─── Data to use

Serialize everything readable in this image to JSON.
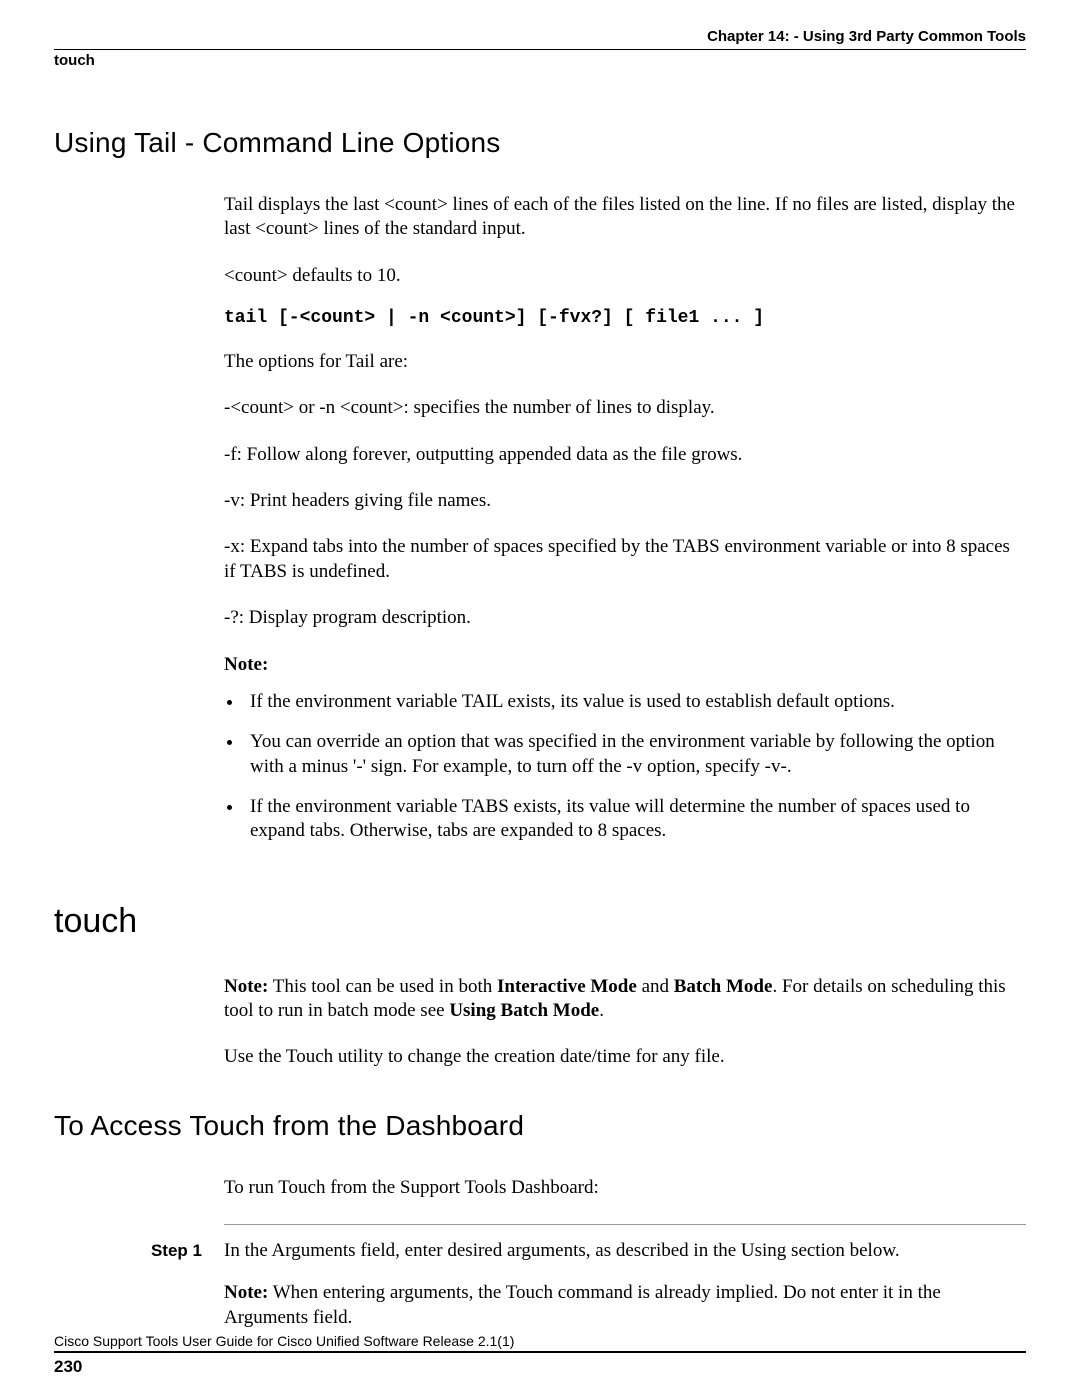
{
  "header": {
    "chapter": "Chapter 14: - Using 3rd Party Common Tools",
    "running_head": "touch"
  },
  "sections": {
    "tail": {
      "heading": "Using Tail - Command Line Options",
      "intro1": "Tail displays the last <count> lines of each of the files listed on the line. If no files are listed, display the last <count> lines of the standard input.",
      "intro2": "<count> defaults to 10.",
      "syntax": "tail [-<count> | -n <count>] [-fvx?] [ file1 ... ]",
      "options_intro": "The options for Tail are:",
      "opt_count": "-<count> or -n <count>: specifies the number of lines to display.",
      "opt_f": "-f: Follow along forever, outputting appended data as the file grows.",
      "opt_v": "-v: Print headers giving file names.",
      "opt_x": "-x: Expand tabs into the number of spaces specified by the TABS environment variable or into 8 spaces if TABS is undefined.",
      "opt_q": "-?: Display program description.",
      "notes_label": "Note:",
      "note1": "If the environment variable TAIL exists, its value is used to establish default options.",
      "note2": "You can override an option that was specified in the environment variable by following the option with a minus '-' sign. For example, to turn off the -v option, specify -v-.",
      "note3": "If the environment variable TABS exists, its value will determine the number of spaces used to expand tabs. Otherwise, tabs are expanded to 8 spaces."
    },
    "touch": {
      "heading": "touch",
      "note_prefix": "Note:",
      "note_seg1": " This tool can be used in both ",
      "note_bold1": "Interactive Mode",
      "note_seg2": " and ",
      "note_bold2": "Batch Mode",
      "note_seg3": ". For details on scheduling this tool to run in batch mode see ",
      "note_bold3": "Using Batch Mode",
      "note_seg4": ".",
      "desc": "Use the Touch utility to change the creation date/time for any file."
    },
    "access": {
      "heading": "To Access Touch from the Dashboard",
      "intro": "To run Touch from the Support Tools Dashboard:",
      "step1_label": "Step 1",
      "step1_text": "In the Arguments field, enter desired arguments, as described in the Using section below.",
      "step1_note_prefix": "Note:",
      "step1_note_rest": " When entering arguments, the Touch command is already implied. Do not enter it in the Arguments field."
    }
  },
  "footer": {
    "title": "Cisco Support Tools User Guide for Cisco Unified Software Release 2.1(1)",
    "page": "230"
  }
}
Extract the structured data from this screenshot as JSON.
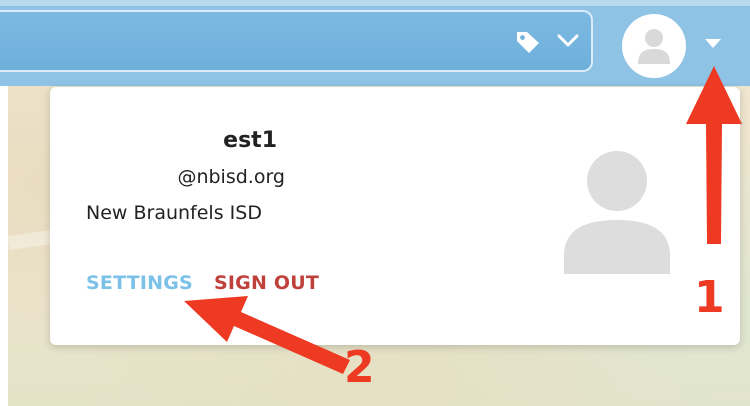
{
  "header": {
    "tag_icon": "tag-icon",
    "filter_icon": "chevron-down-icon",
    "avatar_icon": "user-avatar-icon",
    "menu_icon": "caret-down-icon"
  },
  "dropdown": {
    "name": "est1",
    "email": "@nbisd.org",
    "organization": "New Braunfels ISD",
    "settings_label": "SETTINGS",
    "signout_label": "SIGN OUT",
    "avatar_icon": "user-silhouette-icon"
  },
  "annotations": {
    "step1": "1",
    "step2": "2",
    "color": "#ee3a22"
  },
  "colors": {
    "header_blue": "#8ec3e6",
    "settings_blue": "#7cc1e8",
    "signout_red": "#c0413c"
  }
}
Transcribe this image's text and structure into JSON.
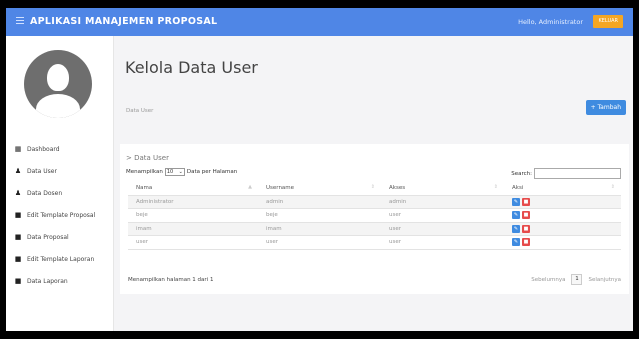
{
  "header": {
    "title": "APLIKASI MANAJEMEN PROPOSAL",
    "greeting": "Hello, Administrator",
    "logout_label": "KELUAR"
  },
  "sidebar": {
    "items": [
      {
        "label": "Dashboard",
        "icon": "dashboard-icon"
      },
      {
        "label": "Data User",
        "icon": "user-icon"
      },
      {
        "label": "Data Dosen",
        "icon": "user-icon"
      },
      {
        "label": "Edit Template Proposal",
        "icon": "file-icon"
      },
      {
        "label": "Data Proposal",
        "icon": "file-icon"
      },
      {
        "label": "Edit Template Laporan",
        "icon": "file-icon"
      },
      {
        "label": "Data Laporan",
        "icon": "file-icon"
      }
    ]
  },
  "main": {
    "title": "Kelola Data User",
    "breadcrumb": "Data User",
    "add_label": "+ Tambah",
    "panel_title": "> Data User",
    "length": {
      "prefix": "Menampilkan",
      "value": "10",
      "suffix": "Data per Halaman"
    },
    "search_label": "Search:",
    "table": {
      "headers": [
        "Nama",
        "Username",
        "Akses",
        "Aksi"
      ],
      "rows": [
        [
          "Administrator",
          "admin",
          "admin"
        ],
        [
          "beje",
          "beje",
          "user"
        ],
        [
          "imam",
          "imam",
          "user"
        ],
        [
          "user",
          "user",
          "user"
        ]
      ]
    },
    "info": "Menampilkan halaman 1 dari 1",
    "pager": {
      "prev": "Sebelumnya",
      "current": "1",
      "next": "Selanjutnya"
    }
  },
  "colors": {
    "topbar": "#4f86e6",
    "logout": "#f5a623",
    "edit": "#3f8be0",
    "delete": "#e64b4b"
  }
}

──────

Copy each line of the entries that includes the word "lines".

      "intro1": "Tail displays the last <count> lines of each of the files listed on the line. If no files are listed, display the last <count> lines of the standard input.",
      "opt_count": "-<count> or -n <count>: specifies the number of lines to display.",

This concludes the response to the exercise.